## WHAT TO PRODUCE
Please copy out every line in the records below that includes the word "bullet".

## Structured page parsing data
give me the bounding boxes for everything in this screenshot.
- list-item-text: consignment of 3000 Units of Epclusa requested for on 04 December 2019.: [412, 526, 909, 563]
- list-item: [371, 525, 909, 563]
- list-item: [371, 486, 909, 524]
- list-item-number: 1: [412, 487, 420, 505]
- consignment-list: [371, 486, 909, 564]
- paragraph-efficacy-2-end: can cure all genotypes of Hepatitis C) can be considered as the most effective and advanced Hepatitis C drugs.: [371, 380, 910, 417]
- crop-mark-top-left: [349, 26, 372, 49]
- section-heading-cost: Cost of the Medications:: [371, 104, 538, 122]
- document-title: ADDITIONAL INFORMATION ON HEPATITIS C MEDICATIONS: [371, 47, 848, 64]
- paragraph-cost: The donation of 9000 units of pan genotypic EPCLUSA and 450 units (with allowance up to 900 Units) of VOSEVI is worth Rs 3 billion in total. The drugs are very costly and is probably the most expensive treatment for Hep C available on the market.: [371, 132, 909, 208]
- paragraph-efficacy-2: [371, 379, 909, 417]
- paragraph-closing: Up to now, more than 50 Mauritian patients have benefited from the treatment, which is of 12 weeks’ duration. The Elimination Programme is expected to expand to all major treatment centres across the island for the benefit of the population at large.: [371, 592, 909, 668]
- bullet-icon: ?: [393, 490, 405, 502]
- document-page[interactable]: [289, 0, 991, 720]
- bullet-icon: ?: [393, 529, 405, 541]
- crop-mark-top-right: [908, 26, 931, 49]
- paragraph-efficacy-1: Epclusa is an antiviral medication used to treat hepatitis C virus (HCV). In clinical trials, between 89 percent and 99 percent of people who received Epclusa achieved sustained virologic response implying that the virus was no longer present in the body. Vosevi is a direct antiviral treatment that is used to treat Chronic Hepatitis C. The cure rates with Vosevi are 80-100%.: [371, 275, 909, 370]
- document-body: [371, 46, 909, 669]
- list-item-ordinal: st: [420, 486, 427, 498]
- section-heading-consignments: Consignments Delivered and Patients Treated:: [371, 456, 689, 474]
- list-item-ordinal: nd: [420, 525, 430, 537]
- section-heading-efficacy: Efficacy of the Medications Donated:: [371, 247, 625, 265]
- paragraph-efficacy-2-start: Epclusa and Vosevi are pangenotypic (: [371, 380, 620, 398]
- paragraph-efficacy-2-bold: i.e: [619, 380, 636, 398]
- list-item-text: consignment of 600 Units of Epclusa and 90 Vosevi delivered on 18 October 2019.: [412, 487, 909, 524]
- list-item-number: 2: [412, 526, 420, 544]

## OUTPUT OF THE TASK
- bullet-icon: ?: [393, 490, 405, 502]
- bullet-icon: ?: [393, 529, 405, 541]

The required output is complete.